● **THE PROBLEM**
Copy every entry exactly as given, minus the images.

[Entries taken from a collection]
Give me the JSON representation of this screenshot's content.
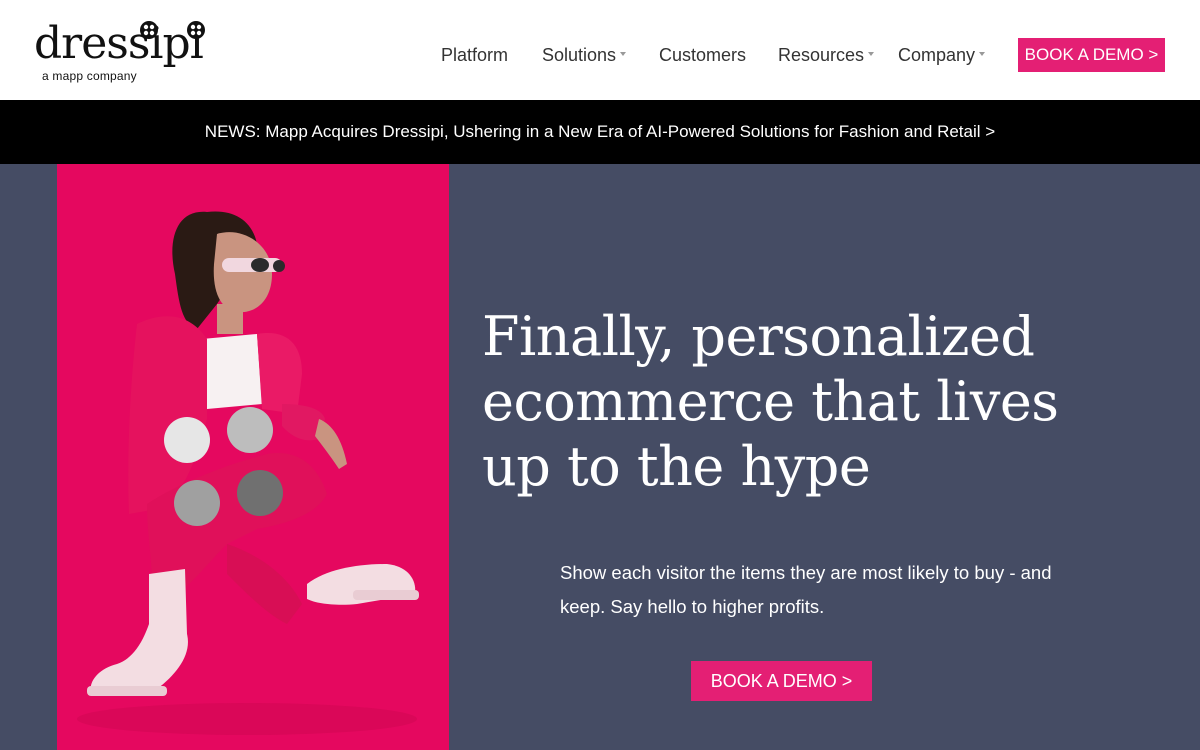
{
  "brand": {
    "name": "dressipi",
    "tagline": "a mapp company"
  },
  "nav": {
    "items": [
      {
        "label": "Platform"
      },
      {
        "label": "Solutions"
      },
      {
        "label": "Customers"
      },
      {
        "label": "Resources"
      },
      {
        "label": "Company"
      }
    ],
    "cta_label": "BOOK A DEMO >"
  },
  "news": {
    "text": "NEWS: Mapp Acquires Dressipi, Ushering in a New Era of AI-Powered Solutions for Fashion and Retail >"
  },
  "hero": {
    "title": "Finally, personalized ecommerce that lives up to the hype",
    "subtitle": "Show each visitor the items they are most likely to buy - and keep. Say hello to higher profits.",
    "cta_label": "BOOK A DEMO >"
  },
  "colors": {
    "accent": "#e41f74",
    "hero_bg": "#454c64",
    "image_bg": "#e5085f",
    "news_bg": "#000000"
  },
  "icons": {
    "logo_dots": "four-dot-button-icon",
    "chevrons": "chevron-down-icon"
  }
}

● **SOLUTION BELOW**
Give me the JSON representation of this screenshot's content.
{
  "brand": {
    "name": "dressipi",
    "tagline": "a mapp company"
  },
  "nav": {
    "items": [
      {
        "label": "Platform"
      },
      {
        "label": "Solutions"
      },
      {
        "label": "Customers"
      },
      {
        "label": "Resources"
      },
      {
        "label": "Company"
      }
    ],
    "cta_label": "BOOK A DEMO >"
  },
  "news": {
    "text": "NEWS: Mapp Acquires Dressipi, Ushering in a New Era of AI-Powered Solutions for Fashion and Retail >"
  },
  "hero": {
    "title": "Finally, personalized ecommerce that lives up to the hype",
    "subtitle": "Show each visitor the items they are most likely to buy - and keep. Say hello to higher profits.",
    "cta_label": "BOOK A DEMO >"
  },
  "colors": {
    "accent": "#e41f74",
    "hero_bg": "#454c64",
    "image_bg": "#e5085f",
    "news_bg": "#000000"
  },
  "icons": {
    "logo_dots": "four-dot-button-icon",
    "chevrons": "chevron-down-icon"
  }
}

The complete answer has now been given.